== EXERCISE GOAL ==
List each line of the data that holds the word "Stage".

== SOURCE DATA ==
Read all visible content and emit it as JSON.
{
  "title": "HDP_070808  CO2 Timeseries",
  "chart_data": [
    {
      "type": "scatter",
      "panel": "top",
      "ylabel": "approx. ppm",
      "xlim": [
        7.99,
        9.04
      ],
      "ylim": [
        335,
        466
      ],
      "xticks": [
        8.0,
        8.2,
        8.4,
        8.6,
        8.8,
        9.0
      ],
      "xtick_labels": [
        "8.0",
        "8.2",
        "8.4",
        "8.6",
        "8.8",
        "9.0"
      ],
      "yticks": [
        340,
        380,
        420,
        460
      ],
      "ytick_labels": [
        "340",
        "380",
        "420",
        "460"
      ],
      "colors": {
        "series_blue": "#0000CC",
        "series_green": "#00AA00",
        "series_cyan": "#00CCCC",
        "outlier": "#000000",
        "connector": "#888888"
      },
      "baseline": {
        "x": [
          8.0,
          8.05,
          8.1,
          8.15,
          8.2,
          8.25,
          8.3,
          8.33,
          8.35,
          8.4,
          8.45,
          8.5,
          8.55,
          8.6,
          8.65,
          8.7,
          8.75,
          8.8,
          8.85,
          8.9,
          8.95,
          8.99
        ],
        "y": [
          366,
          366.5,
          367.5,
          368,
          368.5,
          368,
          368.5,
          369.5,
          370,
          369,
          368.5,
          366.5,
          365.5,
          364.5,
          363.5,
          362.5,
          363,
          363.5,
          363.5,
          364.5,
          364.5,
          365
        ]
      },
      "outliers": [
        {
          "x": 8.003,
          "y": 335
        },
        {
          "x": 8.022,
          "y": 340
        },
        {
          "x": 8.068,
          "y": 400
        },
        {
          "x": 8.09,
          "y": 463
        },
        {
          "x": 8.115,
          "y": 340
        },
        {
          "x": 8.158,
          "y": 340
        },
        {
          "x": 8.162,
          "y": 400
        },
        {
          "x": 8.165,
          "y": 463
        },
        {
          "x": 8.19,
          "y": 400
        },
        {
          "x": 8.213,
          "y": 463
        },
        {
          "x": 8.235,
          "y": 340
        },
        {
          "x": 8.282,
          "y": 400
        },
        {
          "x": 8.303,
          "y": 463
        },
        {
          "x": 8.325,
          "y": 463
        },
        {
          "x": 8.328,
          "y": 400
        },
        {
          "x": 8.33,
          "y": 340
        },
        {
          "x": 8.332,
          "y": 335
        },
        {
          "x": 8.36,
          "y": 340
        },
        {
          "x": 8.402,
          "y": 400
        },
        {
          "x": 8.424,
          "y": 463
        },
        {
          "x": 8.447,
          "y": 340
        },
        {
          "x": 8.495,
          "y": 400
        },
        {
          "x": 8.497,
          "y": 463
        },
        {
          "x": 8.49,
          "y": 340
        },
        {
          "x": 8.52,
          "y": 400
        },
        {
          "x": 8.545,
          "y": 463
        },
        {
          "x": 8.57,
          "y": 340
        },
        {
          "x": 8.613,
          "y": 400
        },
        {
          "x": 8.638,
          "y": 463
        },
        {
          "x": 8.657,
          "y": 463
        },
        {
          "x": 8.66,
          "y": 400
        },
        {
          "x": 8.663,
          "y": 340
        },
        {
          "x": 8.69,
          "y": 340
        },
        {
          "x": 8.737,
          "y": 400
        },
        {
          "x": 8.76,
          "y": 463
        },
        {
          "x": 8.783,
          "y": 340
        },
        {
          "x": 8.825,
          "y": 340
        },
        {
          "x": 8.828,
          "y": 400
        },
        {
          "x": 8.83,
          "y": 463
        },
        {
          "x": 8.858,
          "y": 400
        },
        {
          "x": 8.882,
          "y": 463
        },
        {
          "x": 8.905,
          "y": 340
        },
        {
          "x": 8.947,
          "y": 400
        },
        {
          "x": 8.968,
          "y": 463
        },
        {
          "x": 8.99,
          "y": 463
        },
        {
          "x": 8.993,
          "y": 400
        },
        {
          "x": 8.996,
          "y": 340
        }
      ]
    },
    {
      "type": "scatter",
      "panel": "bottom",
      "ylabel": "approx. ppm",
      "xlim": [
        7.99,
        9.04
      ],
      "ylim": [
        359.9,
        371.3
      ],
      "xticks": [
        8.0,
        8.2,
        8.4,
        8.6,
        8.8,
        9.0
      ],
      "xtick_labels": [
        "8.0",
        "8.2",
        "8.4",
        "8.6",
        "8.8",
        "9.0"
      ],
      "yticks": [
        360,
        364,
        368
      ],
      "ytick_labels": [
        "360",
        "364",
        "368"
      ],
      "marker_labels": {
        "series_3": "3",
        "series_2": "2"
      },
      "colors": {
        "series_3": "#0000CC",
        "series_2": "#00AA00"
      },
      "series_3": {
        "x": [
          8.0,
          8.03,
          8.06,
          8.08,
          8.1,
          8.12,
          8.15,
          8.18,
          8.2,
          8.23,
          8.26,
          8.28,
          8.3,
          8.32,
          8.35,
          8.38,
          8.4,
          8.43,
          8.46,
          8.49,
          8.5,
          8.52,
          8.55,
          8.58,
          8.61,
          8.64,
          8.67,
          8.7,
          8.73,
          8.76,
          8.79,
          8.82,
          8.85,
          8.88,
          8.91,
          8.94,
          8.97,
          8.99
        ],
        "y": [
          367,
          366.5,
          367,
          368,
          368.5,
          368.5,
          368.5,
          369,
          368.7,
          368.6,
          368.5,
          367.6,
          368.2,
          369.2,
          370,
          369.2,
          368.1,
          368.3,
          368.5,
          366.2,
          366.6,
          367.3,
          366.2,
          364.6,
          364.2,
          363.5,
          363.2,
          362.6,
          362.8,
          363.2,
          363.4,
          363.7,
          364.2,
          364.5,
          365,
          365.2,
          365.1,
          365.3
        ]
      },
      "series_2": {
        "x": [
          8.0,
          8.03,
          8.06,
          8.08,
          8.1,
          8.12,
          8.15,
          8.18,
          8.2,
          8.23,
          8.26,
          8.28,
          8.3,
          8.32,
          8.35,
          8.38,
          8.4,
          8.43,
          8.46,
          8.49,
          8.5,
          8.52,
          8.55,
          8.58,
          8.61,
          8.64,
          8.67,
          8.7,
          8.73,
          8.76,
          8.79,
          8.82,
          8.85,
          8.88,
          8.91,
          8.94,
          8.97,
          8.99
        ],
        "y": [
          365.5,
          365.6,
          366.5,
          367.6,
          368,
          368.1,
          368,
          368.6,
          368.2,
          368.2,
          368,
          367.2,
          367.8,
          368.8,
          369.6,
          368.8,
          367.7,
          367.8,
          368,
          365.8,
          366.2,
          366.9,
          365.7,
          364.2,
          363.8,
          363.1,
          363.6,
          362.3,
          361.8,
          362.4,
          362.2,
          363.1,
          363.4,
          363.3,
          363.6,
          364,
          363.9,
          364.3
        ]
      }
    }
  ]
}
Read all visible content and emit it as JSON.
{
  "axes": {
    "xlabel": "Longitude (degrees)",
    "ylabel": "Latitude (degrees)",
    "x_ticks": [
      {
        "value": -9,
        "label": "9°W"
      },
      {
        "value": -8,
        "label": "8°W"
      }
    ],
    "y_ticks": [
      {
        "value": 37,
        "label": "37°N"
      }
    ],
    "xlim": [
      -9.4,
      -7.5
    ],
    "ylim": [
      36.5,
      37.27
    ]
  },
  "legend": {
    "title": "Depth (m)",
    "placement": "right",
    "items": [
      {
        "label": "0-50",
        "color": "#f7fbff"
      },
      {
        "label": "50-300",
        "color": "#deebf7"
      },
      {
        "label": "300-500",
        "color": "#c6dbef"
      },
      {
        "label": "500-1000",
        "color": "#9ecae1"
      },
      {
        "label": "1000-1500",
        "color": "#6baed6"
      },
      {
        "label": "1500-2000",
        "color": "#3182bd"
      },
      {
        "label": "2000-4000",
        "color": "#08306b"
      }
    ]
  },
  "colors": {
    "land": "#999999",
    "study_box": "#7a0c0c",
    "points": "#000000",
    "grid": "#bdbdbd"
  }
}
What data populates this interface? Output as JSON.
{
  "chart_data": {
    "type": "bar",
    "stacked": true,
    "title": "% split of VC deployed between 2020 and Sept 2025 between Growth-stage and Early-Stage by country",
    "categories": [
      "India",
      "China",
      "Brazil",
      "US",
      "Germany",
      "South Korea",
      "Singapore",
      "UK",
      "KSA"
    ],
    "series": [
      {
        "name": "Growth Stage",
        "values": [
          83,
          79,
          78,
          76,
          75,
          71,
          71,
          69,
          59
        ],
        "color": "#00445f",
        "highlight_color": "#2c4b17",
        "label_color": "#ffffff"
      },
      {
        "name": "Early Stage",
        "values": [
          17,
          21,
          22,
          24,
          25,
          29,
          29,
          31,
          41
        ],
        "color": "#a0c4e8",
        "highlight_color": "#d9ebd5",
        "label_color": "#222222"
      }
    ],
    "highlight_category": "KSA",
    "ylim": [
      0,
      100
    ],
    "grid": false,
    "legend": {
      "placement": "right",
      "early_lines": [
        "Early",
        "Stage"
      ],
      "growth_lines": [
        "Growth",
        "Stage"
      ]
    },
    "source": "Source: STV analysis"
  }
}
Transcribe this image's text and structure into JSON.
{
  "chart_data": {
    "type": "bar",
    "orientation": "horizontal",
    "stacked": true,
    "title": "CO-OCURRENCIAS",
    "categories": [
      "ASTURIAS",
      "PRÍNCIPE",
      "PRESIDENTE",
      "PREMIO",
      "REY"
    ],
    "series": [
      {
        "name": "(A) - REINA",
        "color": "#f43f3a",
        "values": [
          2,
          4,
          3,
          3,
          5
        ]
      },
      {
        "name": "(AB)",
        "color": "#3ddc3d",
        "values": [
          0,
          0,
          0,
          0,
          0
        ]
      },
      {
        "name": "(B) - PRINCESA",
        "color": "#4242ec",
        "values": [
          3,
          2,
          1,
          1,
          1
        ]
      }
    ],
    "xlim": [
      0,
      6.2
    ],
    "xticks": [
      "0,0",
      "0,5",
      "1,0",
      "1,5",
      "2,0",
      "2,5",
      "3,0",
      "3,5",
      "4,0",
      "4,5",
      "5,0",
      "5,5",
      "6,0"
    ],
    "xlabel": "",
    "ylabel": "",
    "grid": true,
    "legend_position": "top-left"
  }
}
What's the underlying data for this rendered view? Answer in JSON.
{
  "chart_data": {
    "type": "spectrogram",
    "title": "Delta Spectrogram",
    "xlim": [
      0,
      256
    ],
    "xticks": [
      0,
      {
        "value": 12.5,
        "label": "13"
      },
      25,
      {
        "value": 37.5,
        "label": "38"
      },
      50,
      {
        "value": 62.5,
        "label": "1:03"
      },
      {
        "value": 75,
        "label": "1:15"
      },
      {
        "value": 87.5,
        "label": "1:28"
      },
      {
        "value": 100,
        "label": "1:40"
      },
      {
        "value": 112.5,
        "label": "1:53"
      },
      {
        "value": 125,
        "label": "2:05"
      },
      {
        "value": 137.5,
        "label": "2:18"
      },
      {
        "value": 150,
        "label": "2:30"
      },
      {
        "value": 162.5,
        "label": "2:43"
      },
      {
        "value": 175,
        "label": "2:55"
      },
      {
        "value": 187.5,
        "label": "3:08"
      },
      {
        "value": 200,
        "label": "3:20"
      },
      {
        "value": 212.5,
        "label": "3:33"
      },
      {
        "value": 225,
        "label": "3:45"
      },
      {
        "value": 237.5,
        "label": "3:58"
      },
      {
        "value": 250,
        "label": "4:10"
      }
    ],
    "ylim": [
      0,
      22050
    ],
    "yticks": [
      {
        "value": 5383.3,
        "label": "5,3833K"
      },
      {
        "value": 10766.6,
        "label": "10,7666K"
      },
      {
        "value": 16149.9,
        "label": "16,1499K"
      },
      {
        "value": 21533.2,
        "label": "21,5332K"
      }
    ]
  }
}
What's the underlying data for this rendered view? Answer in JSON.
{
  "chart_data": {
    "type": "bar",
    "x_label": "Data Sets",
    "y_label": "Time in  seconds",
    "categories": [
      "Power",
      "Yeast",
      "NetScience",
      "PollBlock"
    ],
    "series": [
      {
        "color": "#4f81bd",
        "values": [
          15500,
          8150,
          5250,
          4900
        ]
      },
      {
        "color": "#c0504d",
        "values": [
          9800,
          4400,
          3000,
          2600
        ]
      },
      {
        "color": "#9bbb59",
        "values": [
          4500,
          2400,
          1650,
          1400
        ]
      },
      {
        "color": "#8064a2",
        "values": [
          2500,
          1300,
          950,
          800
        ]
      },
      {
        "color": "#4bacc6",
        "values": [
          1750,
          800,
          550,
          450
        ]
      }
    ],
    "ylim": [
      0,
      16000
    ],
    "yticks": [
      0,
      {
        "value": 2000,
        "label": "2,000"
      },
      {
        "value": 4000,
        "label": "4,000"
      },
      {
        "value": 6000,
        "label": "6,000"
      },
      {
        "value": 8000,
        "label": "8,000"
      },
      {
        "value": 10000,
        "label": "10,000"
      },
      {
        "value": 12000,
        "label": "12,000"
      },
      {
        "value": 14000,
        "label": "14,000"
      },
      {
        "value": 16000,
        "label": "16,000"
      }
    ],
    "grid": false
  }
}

== RESULT ==
    "title": "% split of VC deployed between 2020 and Sept 2025 between Growth-stage and Early-Stage by country",
        "name": "Growth Stage",
        "name": "Early Stage",
        "Stage"
        "Stage"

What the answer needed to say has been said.